== Short exercise ==
Check each line of the listing below for the string "JSON", and copy the ones that have it.

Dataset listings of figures

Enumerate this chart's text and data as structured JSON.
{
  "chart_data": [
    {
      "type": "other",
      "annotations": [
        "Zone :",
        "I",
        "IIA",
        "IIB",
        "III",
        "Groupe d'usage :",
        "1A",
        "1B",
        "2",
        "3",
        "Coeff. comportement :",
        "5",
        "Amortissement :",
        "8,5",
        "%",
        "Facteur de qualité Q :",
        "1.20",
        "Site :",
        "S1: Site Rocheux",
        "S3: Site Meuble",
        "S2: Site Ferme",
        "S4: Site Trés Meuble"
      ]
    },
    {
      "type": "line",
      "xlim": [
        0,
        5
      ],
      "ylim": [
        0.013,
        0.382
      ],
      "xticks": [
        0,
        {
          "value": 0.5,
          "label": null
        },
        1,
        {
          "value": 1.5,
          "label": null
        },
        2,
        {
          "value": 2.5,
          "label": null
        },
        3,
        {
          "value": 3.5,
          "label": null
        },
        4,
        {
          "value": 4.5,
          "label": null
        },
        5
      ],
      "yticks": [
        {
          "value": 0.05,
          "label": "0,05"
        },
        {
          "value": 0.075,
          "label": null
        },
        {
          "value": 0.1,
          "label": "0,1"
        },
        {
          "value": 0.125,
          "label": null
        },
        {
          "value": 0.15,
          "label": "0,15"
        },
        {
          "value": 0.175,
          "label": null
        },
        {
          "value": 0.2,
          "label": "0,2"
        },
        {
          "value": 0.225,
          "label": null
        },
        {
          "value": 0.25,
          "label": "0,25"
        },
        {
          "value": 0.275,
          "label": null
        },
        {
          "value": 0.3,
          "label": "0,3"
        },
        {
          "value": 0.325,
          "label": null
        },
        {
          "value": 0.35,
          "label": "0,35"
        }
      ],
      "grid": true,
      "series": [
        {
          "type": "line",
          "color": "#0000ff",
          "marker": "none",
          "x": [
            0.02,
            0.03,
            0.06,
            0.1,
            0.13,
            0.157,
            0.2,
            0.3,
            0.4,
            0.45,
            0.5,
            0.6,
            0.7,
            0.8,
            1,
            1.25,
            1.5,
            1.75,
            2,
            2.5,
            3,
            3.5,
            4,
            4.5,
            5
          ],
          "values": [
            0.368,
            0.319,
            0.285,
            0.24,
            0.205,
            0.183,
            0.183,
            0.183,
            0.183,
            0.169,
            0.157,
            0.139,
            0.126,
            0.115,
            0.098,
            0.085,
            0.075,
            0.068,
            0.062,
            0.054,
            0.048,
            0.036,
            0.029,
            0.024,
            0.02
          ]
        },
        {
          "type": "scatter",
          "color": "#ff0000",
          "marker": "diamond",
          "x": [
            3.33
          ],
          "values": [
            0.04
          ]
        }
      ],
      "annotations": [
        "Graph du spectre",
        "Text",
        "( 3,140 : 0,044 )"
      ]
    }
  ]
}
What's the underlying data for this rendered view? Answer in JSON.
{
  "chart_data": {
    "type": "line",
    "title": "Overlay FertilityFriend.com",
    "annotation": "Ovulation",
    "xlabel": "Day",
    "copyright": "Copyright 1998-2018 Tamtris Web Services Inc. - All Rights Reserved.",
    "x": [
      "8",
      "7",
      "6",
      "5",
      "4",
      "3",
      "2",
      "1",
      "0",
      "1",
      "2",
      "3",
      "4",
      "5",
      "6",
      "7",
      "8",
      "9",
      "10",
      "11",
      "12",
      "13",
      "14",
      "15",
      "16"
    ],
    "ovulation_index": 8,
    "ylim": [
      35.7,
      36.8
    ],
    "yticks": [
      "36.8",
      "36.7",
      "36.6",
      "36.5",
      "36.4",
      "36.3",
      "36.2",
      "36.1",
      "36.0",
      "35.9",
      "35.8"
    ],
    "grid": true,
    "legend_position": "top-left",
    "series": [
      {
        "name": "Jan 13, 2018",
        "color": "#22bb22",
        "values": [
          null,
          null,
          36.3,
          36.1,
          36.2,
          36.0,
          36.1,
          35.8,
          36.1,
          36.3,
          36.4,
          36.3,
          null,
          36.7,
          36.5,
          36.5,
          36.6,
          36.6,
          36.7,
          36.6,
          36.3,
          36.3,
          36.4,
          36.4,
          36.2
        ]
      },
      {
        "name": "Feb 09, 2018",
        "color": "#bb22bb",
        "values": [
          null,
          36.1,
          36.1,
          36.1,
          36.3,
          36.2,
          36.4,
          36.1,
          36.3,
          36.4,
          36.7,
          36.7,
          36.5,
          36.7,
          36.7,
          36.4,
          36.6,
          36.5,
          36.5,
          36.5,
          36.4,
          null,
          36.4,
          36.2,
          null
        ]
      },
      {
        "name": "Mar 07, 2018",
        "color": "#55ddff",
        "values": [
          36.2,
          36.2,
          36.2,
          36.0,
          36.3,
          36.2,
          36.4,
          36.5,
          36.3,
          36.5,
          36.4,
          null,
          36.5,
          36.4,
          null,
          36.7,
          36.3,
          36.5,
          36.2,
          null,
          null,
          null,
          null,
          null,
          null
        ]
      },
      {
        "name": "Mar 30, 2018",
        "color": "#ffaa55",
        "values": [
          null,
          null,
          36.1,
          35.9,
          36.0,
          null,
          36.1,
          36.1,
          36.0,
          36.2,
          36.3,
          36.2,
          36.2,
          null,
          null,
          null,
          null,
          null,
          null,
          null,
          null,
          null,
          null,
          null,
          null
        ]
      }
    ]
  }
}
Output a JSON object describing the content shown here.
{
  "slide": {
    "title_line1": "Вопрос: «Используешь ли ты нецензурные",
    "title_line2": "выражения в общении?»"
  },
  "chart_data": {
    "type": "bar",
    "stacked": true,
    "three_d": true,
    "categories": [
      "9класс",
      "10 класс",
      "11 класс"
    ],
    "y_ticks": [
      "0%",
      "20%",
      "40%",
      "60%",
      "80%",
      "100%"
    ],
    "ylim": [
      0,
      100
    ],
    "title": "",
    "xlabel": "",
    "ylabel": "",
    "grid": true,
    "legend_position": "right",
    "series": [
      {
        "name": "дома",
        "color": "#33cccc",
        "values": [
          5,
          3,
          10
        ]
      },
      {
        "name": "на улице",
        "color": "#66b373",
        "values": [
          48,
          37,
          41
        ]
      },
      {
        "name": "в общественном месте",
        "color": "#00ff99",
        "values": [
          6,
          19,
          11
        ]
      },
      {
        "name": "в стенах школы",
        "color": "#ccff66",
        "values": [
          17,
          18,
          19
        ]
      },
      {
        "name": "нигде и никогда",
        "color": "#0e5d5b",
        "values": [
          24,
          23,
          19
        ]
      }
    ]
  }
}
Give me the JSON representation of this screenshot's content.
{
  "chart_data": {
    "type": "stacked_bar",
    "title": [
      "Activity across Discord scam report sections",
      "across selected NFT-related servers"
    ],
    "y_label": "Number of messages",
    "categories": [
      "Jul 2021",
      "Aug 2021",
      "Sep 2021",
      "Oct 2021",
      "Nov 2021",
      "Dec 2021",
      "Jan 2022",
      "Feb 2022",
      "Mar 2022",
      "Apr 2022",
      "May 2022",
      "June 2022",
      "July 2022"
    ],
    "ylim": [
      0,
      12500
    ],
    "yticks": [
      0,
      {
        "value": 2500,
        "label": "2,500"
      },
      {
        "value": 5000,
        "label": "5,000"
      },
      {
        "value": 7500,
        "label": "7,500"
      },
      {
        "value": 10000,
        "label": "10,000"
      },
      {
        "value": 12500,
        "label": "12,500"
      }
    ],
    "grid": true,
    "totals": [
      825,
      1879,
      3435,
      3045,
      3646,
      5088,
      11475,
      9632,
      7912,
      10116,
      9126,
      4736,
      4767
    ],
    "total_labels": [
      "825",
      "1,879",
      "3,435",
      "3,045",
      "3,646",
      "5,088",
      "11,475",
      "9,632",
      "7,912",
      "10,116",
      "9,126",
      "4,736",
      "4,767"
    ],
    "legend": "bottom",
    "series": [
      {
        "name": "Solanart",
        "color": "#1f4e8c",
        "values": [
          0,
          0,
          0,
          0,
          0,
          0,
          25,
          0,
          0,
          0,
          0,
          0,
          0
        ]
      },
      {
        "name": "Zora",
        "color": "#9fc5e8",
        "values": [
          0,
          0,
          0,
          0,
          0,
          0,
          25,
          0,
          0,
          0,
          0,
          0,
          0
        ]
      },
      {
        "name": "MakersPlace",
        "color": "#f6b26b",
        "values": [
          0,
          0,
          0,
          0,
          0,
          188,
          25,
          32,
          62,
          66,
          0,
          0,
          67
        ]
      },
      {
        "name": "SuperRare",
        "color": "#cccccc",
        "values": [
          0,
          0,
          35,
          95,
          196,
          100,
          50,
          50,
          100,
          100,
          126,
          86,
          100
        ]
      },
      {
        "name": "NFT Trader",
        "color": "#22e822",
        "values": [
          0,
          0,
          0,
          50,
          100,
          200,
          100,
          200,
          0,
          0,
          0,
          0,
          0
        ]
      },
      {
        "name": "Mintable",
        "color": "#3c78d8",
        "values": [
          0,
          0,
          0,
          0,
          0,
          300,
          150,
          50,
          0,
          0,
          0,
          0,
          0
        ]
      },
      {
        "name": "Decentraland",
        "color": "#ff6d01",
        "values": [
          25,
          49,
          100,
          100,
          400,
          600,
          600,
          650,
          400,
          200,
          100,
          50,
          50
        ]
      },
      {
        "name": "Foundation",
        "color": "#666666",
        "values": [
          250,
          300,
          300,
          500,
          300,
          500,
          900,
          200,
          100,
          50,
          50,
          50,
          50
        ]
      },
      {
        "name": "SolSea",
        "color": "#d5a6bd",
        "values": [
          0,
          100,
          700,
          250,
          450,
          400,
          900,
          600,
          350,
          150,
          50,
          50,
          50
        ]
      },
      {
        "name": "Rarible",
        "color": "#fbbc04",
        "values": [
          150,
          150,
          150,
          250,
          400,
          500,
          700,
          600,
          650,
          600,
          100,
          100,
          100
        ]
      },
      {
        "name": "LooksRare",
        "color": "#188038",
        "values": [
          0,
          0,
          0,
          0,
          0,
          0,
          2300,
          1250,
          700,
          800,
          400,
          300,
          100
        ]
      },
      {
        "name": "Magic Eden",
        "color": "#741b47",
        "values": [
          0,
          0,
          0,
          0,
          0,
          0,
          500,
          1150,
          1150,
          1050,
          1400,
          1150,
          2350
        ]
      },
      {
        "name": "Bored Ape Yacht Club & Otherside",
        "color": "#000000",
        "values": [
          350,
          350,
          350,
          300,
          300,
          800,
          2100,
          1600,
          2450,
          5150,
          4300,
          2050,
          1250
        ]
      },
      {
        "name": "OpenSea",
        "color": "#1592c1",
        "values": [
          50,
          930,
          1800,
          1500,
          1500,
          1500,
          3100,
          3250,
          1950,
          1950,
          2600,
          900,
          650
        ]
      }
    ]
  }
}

== Task result ==
Enumerate this chart's text and data as structured JSON.
What's the underlying data for this rendered view? Answer in JSON.
Output a JSON object describing the content shown here.
Give me the JSON representation of this screenshot's content.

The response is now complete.